Task description
Transcribe all of the data exactly. Omit the pictures.

++++++++++++++++++++

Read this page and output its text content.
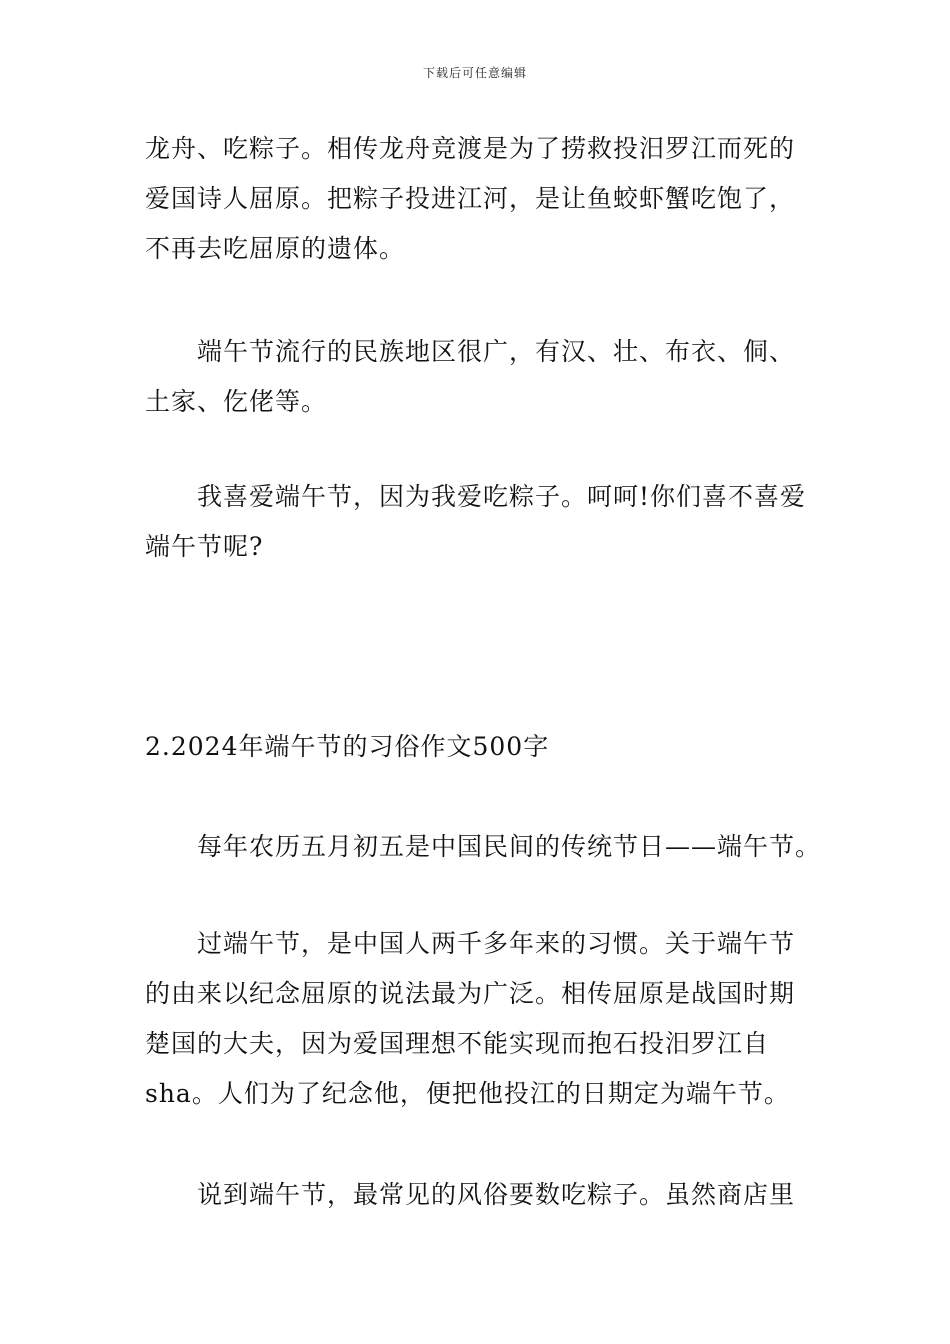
下载后可任意编辑
龙舟、吃粽子。相传龙舟竞渡是为了捞救投汨罗江而死的
爱国诗人屈原。把粽子投进江河，是让鱼蛟虾蟹吃饱了，
不再去吃屈原的遗体。
端午节流行的民族地区很广，有汉、壮、布衣、侗、
土家、仡佬等。
我喜爱端午节，因为我爱吃粽子。呵呵!你们喜不喜爱
端午节呢?
2.2024年端午节的习俗作文500字
每年农历五月初五是中国民间的传统节日——端午节。
过端午节，是中国人两千多年来的习惯。关于端午节
的由来以纪念屈原的说法最为广泛。相传屈原是战国时期
楚国的大夫，因为爱国理想不能实现而抱石投汨罗江自
sha。人们为了纪念他，便把他投江的日期定为端午节。
说到端午节，最常见的风俗要数吃粽子。虽然商店里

++++++++++++++++++++

The reply
Read this page and output its text content.
下载后可任意编辑
龙舟、吃粽子。相传龙舟竞渡是为了捞救投汨罗江而死的
爱国诗人屈原。把粽子投进江河，是让鱼蛟虾蟹吃饱了，
不再去吃屈原的遗体。
端午节流行的民族地区很广，有汉、壮、布衣、侗、
土家、仡佬等。
我喜爱端午节，因为我爱吃粽子。呵呵!你们喜不喜爱
端午节呢?
2.2024年端午节的习俗作文500字
每年农历五月初五是中国民间的传统节日——端午节。
过端午节，是中国人两千多年来的习惯。关于端午节
的由来以纪念屈原的说法最为广泛。相传屈原是战国时期
楚国的大夫，因为爱国理想不能实现而抱石投汨罗江自
sha。人们为了纪念他，便把他投江的日期定为端午节。
说到端午节，最常见的风俗要数吃粽子。虽然商店里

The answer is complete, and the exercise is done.